> **Aim of the exercise**
Go over the entries below line by line, copying each one that contains the word "Курчатова".

> **Raw data**
++++++++

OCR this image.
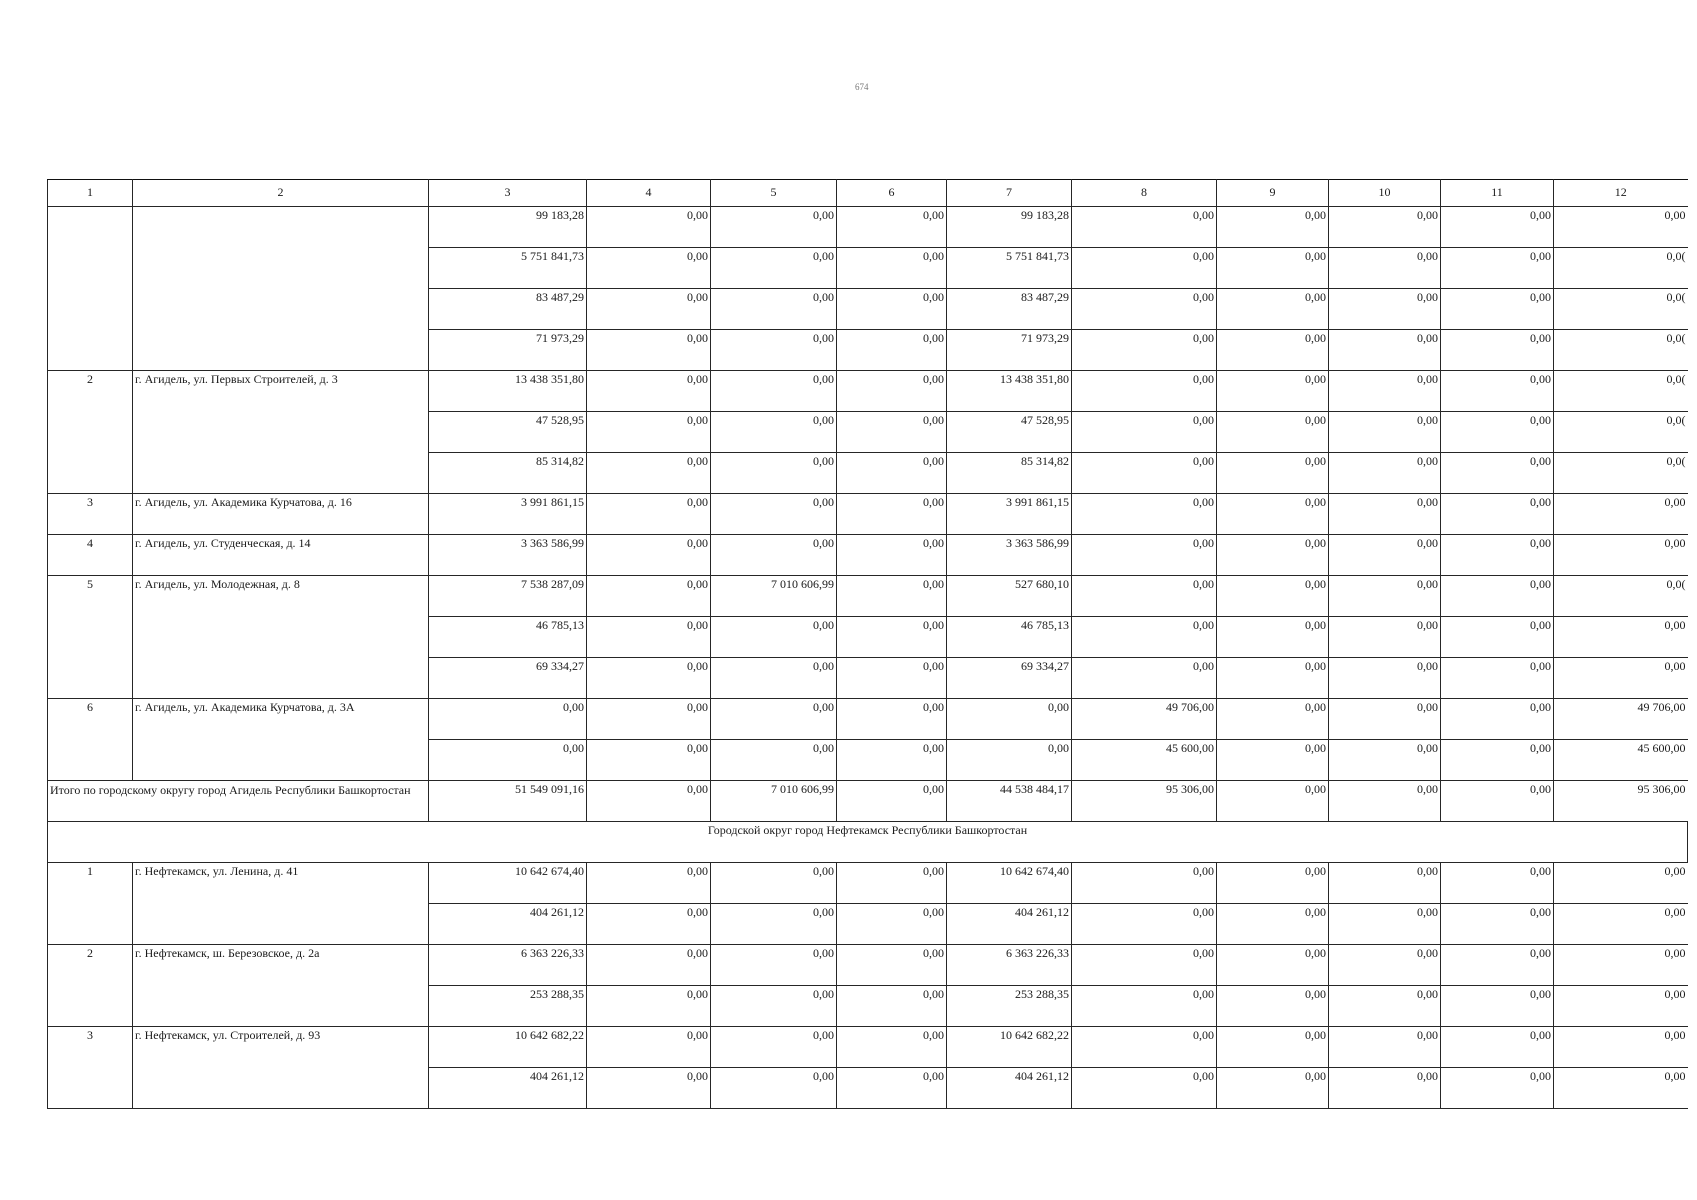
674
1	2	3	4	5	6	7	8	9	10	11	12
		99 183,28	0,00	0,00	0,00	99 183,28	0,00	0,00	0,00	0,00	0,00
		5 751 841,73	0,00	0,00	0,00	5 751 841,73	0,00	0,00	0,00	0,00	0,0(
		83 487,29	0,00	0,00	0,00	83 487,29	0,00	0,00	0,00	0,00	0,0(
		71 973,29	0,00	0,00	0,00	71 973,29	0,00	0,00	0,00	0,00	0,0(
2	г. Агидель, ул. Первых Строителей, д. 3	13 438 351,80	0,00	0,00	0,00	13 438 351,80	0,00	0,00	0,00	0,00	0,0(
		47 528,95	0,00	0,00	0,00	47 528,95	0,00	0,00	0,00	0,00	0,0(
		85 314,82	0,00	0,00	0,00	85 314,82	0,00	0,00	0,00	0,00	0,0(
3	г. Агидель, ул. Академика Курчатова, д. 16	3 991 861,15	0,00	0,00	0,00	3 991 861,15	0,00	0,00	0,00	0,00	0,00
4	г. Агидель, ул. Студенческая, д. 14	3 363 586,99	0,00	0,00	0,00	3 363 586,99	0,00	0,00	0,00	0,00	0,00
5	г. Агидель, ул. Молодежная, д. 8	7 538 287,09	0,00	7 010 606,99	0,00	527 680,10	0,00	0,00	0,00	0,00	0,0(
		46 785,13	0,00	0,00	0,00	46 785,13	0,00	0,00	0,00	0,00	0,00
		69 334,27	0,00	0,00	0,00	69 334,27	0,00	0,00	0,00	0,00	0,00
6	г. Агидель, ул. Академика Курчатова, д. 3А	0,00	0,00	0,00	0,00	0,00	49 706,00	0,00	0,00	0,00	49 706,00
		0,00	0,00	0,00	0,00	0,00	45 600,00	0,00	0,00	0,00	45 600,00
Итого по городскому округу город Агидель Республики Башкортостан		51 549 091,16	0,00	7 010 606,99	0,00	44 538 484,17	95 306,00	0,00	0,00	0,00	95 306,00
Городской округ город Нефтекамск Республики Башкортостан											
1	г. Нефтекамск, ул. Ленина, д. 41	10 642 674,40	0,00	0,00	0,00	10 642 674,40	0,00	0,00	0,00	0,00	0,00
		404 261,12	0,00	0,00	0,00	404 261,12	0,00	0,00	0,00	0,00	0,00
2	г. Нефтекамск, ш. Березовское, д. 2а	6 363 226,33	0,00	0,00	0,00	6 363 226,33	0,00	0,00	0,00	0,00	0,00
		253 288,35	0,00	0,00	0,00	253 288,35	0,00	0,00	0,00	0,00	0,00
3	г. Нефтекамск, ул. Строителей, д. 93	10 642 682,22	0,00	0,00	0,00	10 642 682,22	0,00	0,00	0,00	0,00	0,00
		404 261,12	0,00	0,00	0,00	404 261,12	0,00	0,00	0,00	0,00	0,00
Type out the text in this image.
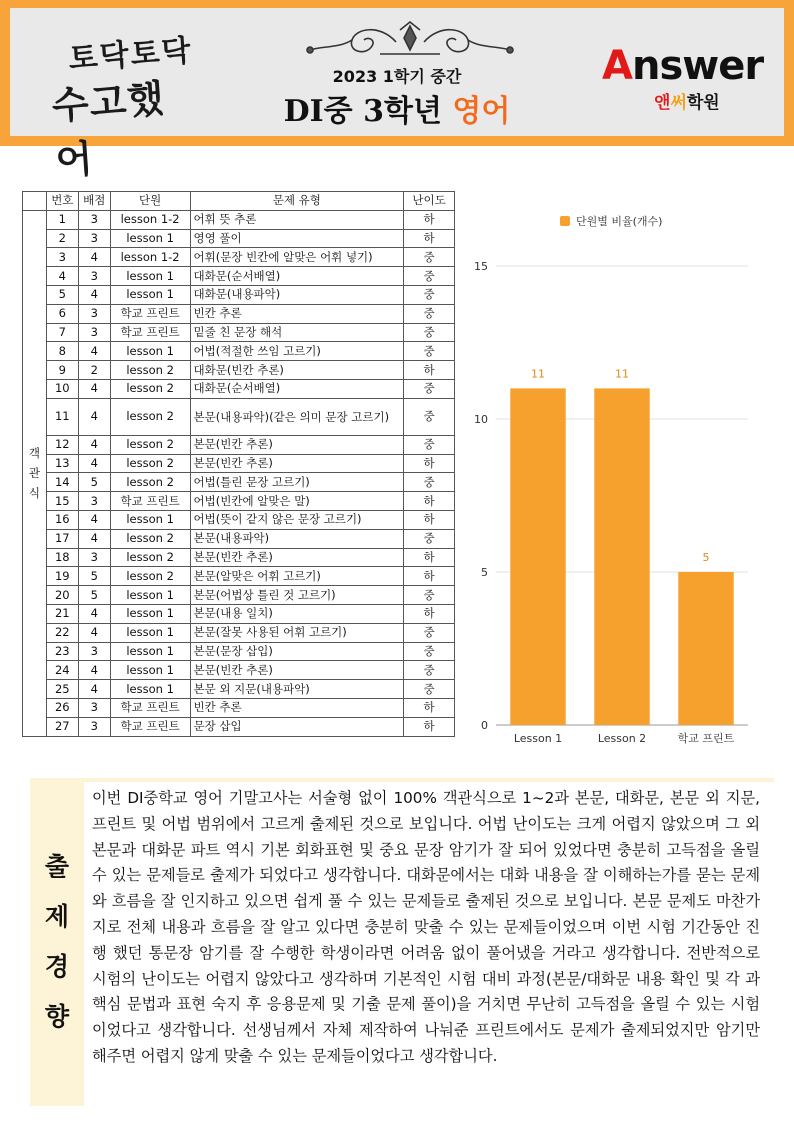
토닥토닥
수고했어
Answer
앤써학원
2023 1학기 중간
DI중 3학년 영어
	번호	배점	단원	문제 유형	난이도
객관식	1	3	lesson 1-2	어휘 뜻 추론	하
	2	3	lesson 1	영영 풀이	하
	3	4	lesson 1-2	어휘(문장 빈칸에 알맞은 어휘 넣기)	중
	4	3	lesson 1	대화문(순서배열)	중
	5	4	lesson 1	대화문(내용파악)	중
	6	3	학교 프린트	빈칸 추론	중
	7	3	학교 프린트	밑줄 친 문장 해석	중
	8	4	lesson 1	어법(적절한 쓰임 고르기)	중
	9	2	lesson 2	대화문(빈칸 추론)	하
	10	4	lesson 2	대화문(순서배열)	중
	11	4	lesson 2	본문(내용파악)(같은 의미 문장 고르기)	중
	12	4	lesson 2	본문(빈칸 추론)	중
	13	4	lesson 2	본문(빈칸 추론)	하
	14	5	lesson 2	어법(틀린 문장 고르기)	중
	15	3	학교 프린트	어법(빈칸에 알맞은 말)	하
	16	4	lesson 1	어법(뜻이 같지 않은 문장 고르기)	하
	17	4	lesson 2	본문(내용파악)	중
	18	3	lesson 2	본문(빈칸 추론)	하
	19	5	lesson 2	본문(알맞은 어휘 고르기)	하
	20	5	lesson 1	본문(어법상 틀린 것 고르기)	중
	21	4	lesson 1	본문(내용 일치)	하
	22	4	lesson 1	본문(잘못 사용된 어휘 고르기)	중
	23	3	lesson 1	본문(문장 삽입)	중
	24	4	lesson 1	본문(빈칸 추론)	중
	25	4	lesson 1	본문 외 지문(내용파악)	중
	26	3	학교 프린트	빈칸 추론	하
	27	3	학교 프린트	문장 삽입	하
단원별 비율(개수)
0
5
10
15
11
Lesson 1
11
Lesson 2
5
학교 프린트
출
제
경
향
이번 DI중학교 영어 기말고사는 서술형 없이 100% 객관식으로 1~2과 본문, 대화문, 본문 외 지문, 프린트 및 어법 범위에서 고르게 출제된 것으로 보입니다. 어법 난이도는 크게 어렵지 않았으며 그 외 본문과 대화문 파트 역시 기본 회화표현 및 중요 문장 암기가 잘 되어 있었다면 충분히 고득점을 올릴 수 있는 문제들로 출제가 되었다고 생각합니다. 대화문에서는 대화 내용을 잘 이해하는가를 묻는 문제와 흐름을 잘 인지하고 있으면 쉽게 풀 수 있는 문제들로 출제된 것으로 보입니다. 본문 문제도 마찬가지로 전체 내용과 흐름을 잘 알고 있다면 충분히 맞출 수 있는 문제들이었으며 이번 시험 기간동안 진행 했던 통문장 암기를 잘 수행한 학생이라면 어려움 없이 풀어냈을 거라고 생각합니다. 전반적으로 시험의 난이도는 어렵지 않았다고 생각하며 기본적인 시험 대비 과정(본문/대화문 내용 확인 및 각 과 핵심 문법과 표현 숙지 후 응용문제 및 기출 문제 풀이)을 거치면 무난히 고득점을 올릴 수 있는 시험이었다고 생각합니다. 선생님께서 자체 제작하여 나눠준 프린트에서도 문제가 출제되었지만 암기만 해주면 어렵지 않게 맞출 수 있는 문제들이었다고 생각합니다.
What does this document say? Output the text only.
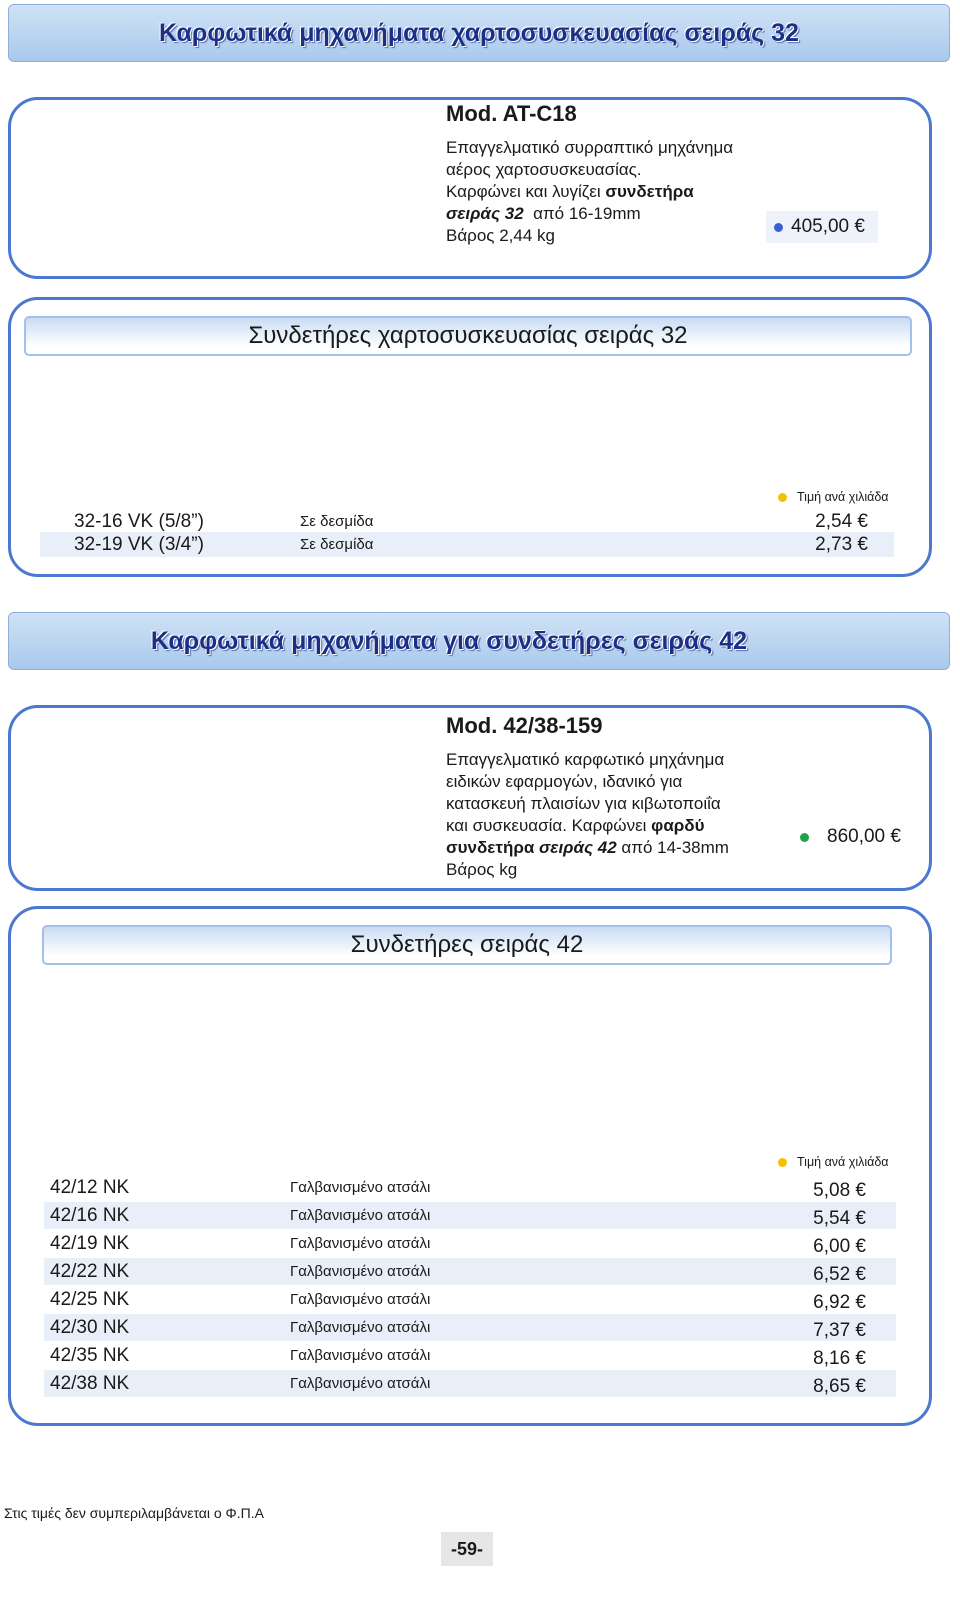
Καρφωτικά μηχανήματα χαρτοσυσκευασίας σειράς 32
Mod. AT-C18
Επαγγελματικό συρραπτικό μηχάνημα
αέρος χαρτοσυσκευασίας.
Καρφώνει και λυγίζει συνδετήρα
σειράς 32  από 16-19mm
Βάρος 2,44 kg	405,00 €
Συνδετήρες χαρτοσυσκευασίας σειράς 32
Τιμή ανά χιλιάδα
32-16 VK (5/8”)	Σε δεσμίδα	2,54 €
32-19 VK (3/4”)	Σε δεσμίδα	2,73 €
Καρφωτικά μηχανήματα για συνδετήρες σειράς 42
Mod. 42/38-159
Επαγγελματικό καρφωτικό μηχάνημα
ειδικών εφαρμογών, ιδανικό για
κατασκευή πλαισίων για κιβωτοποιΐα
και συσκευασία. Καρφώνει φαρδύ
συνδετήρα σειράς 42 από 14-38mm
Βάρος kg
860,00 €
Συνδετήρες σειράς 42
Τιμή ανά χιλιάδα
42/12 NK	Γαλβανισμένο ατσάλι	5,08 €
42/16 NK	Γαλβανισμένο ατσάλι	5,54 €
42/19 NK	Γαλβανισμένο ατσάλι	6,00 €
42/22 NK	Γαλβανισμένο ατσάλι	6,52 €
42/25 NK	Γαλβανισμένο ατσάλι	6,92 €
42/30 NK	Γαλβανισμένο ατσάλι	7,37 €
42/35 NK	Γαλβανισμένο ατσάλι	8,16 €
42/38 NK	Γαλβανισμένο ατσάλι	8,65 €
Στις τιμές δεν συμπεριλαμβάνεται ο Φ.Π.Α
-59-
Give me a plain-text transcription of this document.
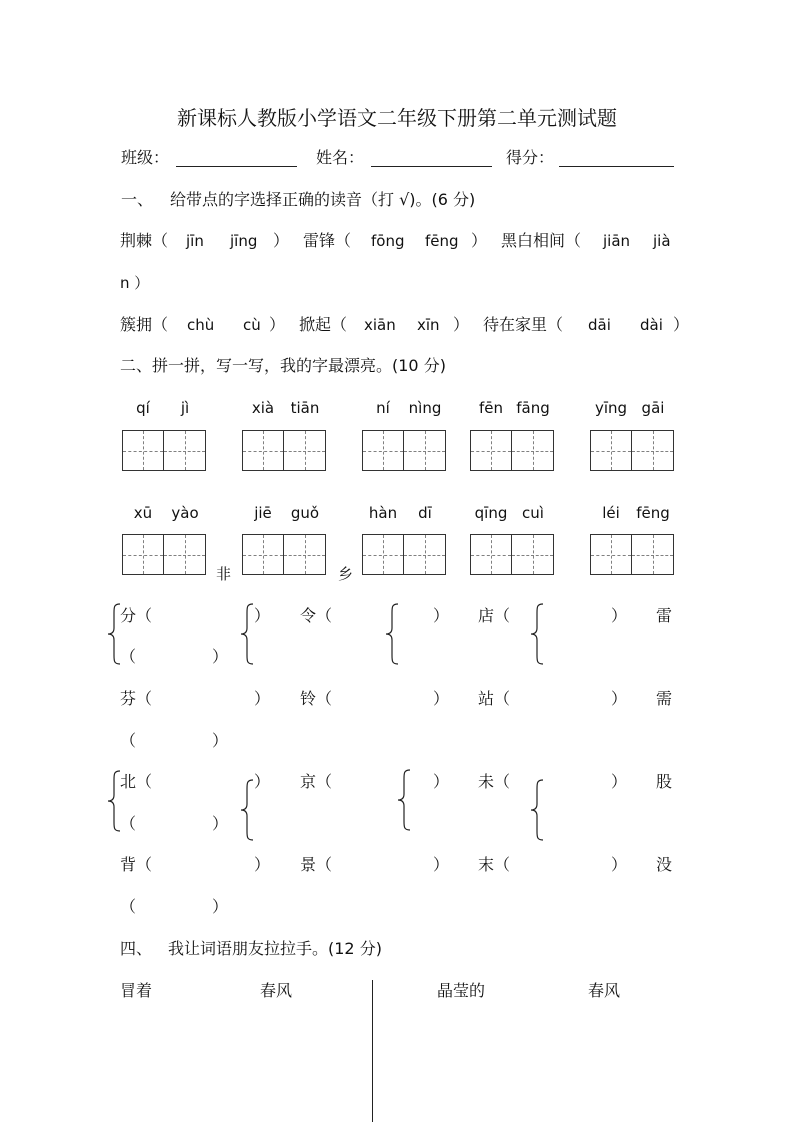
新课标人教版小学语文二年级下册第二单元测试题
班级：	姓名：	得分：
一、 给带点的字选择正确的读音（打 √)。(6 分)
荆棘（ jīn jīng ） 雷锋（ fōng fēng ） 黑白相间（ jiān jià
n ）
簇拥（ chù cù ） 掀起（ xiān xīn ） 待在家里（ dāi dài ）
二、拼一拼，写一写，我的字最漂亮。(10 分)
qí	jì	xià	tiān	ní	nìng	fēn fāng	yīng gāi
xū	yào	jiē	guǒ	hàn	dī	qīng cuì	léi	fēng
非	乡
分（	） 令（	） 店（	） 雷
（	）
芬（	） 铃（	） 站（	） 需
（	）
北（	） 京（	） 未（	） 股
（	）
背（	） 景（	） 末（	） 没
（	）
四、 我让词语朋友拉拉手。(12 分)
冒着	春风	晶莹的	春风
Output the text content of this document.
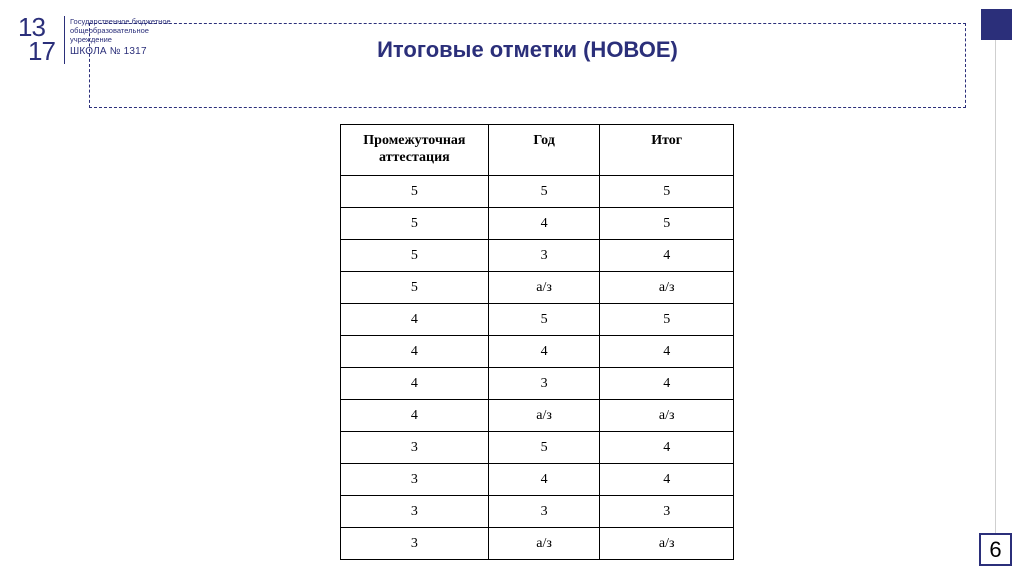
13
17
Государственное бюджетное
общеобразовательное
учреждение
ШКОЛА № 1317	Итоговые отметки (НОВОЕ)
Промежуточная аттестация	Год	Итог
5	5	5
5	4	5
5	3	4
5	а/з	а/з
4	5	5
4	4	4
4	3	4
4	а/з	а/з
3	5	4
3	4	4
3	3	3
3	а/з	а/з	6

++++++++

> **Task solution**
3	г. Агидель, ул. Академика Курчатова, д. 16	3 991 861,15	0,00	0,00	0,00	3 991 861,15	0,00	0,00	0,00	0,00	0,00
6	г. Агидель, ул. Академика Курчатова, д. 3А	0,00	0,00	0,00	0,00	0,00	49 706,00	0,00	0,00	0,00	49 706,00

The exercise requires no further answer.